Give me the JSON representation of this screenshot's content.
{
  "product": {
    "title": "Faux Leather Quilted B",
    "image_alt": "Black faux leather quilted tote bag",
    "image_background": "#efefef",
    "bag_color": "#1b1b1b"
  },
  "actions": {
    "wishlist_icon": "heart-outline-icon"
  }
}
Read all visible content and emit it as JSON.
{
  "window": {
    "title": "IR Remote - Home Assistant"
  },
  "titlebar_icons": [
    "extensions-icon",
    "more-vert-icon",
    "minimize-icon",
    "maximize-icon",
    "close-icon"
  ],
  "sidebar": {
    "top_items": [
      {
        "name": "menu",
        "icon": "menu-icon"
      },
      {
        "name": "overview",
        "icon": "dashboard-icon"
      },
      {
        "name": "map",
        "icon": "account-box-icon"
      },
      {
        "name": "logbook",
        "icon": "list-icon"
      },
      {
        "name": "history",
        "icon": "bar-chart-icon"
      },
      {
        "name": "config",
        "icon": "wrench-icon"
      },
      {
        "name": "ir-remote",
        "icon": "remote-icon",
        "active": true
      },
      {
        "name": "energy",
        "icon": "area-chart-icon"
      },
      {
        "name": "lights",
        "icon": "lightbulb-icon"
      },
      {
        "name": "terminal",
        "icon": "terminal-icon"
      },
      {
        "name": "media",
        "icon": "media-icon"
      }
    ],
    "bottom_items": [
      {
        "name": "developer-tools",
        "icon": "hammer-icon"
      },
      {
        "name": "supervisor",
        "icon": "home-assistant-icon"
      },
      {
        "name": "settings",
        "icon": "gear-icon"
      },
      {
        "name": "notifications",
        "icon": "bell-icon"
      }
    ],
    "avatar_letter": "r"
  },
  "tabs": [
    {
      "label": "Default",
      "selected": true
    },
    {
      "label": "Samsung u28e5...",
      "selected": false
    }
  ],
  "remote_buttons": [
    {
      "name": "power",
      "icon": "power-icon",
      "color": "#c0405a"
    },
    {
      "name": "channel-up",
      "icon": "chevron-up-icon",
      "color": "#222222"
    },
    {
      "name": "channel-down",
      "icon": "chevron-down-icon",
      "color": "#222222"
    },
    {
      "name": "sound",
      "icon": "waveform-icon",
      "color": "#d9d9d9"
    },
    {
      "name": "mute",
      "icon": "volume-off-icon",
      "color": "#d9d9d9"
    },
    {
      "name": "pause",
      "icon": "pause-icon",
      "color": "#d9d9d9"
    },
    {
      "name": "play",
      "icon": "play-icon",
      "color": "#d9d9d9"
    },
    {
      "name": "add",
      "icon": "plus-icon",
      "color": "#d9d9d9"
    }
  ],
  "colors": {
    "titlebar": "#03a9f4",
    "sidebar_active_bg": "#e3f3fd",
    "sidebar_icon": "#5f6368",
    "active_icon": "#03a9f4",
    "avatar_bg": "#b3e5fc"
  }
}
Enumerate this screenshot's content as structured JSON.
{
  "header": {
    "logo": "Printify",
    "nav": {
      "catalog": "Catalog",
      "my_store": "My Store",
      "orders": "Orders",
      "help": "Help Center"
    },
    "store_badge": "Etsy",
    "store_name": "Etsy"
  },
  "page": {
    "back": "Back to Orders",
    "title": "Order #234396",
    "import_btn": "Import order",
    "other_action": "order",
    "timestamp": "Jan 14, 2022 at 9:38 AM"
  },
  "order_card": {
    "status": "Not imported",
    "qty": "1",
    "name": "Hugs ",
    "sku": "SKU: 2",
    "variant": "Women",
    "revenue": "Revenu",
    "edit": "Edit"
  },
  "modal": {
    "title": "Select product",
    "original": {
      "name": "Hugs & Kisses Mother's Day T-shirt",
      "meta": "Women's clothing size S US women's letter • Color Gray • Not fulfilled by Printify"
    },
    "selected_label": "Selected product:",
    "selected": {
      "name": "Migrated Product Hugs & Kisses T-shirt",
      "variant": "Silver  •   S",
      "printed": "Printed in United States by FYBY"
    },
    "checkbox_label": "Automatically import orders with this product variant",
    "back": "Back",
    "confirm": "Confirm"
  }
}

**********

Transcribe every entry exactly.

■ Exercise output ■
Give me the JSON representation of this screenshot's content.
{
  "product": {
    "title": "Faux Leather Quilted B",
    "image_alt": "Black faux leather quilted tote bag",
    "image_background": "#efefef",
    "bag_color": "#1b1b1b"
  },
  "actions": {
    "wishlist_icon": "heart-outline-icon"
  }
}
Read all visible content and emit it as JSON.
{
  "window": {
    "title": "IR Remote - Home Assistant"
  },
  "titlebar_icons": [
    "extensions-icon",
    "more-vert-icon",
    "minimize-icon",
    "maximize-icon",
    "close-icon"
  ],
  "sidebar": {
    "top_items": [
      {
        "name": "menu",
        "icon": "menu-icon"
      },
      {
        "name": "overview",
        "icon": "dashboard-icon"
      },
      {
        "name": "map",
        "icon": "account-box-icon"
      },
      {
        "name": "logbook",
        "icon": "list-icon"
      },
      {
        "name": "history",
        "icon": "bar-chart-icon"
      },
      {
        "name": "config",
        "icon": "wrench-icon"
      },
      {
        "name": "ir-remote",
        "icon": "remote-icon",
        "active": true
      },
      {
        "name": "energy",
        "icon": "area-chart-icon"
      },
      {
        "name": "lights",
        "icon": "lightbulb-icon"
      },
      {
        "name": "terminal",
        "icon": "terminal-icon"
      },
      {
        "name": "media",
        "icon": "media-icon"
      }
    ],
    "bottom_items": [
      {
        "name": "developer-tools",
        "icon": "hammer-icon"
      },
      {
        "name": "supervisor",
        "icon": "home-assistant-icon"
      },
      {
        "name": "settings",
        "icon": "gear-icon"
      },
      {
        "name": "notifications",
        "icon": "bell-icon"
      }
    ],
    "avatar_letter": "r"
  },
  "tabs": [
    {
      "label": "Default",
      "selected": true
    },
    {
      "label": "Samsung u28e5...",
      "selected": false
    }
  ],
  "remote_buttons": [
    {
      "name": "power",
      "icon": "power-icon",
      "color": "#c0405a"
    },
    {
      "name": "channel-up",
      "icon": "chevron-up-icon",
      "color": "#222222"
    },
    {
      "name": "channel-down",
      "icon": "chevron-down-icon",
      "color": "#222222"
    },
    {
      "name": "sound",
      "icon": "waveform-icon",
      "color": "#d9d9d9"
    },
    {
      "name": "mute",
      "icon": "volume-off-icon",
      "color": "#d9d9d9"
    },
    {
      "name": "pause",
      "icon": "pause-icon",
      "color": "#d9d9d9"
    },
    {
      "name": "play",
      "icon": "play-icon",
      "color": "#d9d9d9"
    },
    {
      "name": "add",
      "icon": "plus-icon",
      "color": "#d9d9d9"
    }
  ],
  "colors": {
    "titlebar": "#03a9f4",
    "sidebar_active_bg": "#e3f3fd",
    "sidebar_icon": "#5f6368",
    "active_icon": "#03a9f4",
    "avatar_bg": "#b3e5fc"
  }
}
Enumerate this screenshot's content as structured JSON.
{
  "header": {
    "logo": "Printify",
    "nav": {
      "catalog": "Catalog",
      "my_store": "My Store",
      "orders": "Orders",
      "help": "Help Center"
    },
    "store_badge": "Etsy",
    "store_name": "Etsy"
  },
  "page": {
    "back": "Back to Orders",
    "title": "Order #234396",
    "import_btn": "Import order",
    "other_action": "order",
    "timestamp": "Jan 14, 2022 at 9:38 AM"
  },
  "order_card": {
    "status": "Not imported",
    "qty": "1",
    "name": "Hugs ",
    "sku": "SKU: 2",
    "variant": "Women",
    "revenue": "Revenu",
    "edit": "Edit"
  },
  "modal": {
    "title": "Select product",
    "original": {
      "name": "Hugs & Kisses Mother's Day T-shirt",
      "meta": "Women's clothing size S US women's letter • Color Gray • Not fulfilled by Printify"
    },
    "selected_label": "Selected product:",
    "selected": {
      "name": "Migrated Product Hugs & Kisses T-shirt",
      "variant": "Silver  •   S",
      "printed": "Printed in United States by FYBY"
    },
    "checkbox_label": "Automatically import orders with this product variant",
    "back": "Back",
    "confirm": "Confirm"
  }
}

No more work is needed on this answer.